EXERCISE PROMPT: Leave out the pictures and repeat the data exactly.

RECORDS FOR THE TASK:
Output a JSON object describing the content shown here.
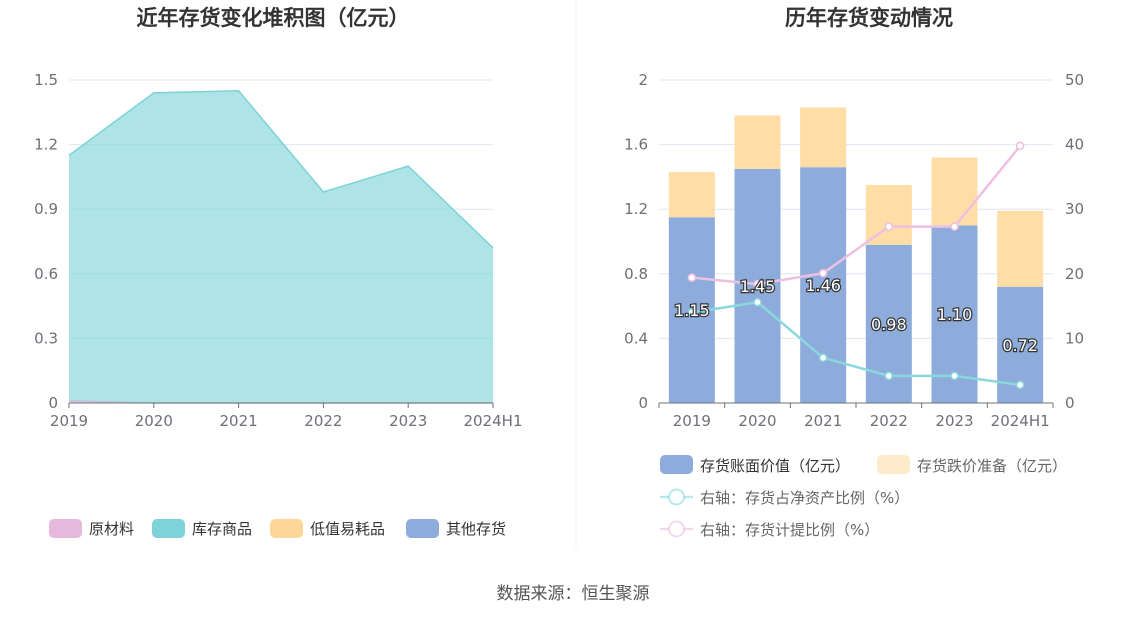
{
  "source_text": "数据来源：恒生聚源",
  "colors": {
    "raw": "#e6b9dc",
    "finished": "#7dd3d7",
    "consumable": "#fdd798",
    "other": "#8dacdb",
    "book": "#8dacdb",
    "reserve": "#fedea6",
    "line_net": "#8ad8dc",
    "line_ratio": "#edc0e3",
    "grid": "#e0e6f1",
    "axis": "#6e7079"
  },
  "chart_data": [
    {
      "type": "area",
      "title": "近年存货变化堆积图（亿元）",
      "categories": [
        "2019",
        "2020",
        "2021",
        "2022",
        "2023",
        "2024H1"
      ],
      "ylim": [
        0,
        1.5
      ],
      "yticks": [
        "0",
        "0.3",
        "0.6",
        "0.9",
        "1.2",
        "1.5"
      ],
      "series": [
        {
          "name": "原材料",
          "values": [
            0.01,
            0.0,
            0.0,
            0.0,
            0.0,
            0.0
          ]
        },
        {
          "name": "库存商品",
          "values": [
            1.14,
            1.44,
            1.45,
            0.98,
            1.1,
            0.72
          ]
        },
        {
          "name": "低值易耗品",
          "values": [
            0,
            0,
            0,
            0,
            0,
            0
          ]
        },
        {
          "name": "其他存货",
          "values": [
            0,
            0,
            0,
            0,
            0,
            0
          ]
        }
      ],
      "legend": [
        "原材料",
        "库存商品",
        "低值易耗品",
        "其他存货"
      ],
      "grid": true,
      "legend_position": "bottom"
    },
    {
      "type": "bar",
      "title": "历年存货变动情况",
      "categories": [
        "2019",
        "2020",
        "2021",
        "2022",
        "2023",
        "2024H1"
      ],
      "ylim": [
        0,
        2
      ],
      "yticks": [
        "0",
        "0.4",
        "0.8",
        "1.2",
        "1.6",
        "2"
      ],
      "y2lim": [
        0,
        50
      ],
      "y2ticks": [
        "0",
        "10",
        "20",
        "30",
        "40",
        "50"
      ],
      "series": [
        {
          "name": "存货账面价值（亿元）",
          "type": "bar",
          "values": [
            1.15,
            1.45,
            1.46,
            0.98,
            1.1,
            0.72
          ],
          "labels": [
            "1.15",
            "1.45",
            "1.46",
            "0.98",
            "1.10",
            "0.72"
          ]
        },
        {
          "name": "存货跌价准备（亿元）",
          "type": "bar",
          "values": [
            0.28,
            0.33,
            0.37,
            0.37,
            0.42,
            0.47
          ]
        },
        {
          "name": "右轴：存货占净资产比例（%）",
          "type": "line",
          "axis": "right",
          "values": [
            14.0,
            15.6,
            7.0,
            4.2,
            4.2,
            2.8
          ]
        },
        {
          "name": "右轴：存货计提比例（%）",
          "type": "line",
          "axis": "right",
          "values": [
            19.4,
            18.4,
            20.1,
            27.3,
            27.3,
            39.8
          ]
        }
      ],
      "grid": true,
      "legend_position": "bottom"
    }
  ]
}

WRITTEN ANSWER:
Output a JSON object describing the content shown here.
{
  "source_text": "数据来源：恒生聚源",
  "colors": {
    "raw": "#e6b9dc",
    "finished": "#7dd3d7",
    "consumable": "#fdd798",
    "other": "#8dacdb",
    "book": "#8dacdb",
    "reserve": "#fedea6",
    "line_net": "#8ad8dc",
    "line_ratio": "#edc0e3",
    "grid": "#e0e6f1",
    "axis": "#6e7079"
  },
  "chart_data": [
    {
      "type": "area",
      "title": "近年存货变化堆积图（亿元）",
      "categories": [
        "2019",
        "2020",
        "2021",
        "2022",
        "2023",
        "2024H1"
      ],
      "ylim": [
        0,
        1.5
      ],
      "yticks": [
        "0",
        "0.3",
        "0.6",
        "0.9",
        "1.2",
        "1.5"
      ],
      "series": [
        {
          "name": "原材料",
          "values": [
            0.01,
            0.0,
            0.0,
            0.0,
            0.0,
            0.0
          ]
        },
        {
          "name": "库存商品",
          "values": [
            1.14,
            1.44,
            1.45,
            0.98,
            1.1,
            0.72
          ]
        },
        {
          "name": "低值易耗品",
          "values": [
            0,
            0,
            0,
            0,
            0,
            0
          ]
        },
        {
          "name": "其他存货",
          "values": [
            0,
            0,
            0,
            0,
            0,
            0
          ]
        }
      ],
      "legend": [
        "原材料",
        "库存商品",
        "低值易耗品",
        "其他存货"
      ],
      "grid": true,
      "legend_position": "bottom"
    },
    {
      "type": "bar",
      "title": "历年存货变动情况",
      "categories": [
        "2019",
        "2020",
        "2021",
        "2022",
        "2023",
        "2024H1"
      ],
      "ylim": [
        0,
        2
      ],
      "yticks": [
        "0",
        "0.4",
        "0.8",
        "1.2",
        "1.6",
        "2"
      ],
      "y2lim": [
        0,
        50
      ],
      "y2ticks": [
        "0",
        "10",
        "20",
        "30",
        "40",
        "50"
      ],
      "series": [
        {
          "name": "存货账面价值（亿元）",
          "type": "bar",
          "values": [
            1.15,
            1.45,
            1.46,
            0.98,
            1.1,
            0.72
          ],
          "labels": [
            "1.15",
            "1.45",
            "1.46",
            "0.98",
            "1.10",
            "0.72"
          ]
        },
        {
          "name": "存货跌价准备（亿元）",
          "type": "bar",
          "values": [
            0.28,
            0.33,
            0.37,
            0.37,
            0.42,
            0.47
          ]
        },
        {
          "name": "右轴：存货占净资产比例（%）",
          "type": "line",
          "axis": "right",
          "values": [
            14.0,
            15.6,
            7.0,
            4.2,
            4.2,
            2.8
          ]
        },
        {
          "name": "右轴：存货计提比例（%）",
          "type": "line",
          "axis": "right",
          "values": [
            19.4,
            18.4,
            20.1,
            27.3,
            27.3,
            39.8
          ]
        }
      ],
      "grid": true,
      "legend_position": "bottom"
    }
  ]
}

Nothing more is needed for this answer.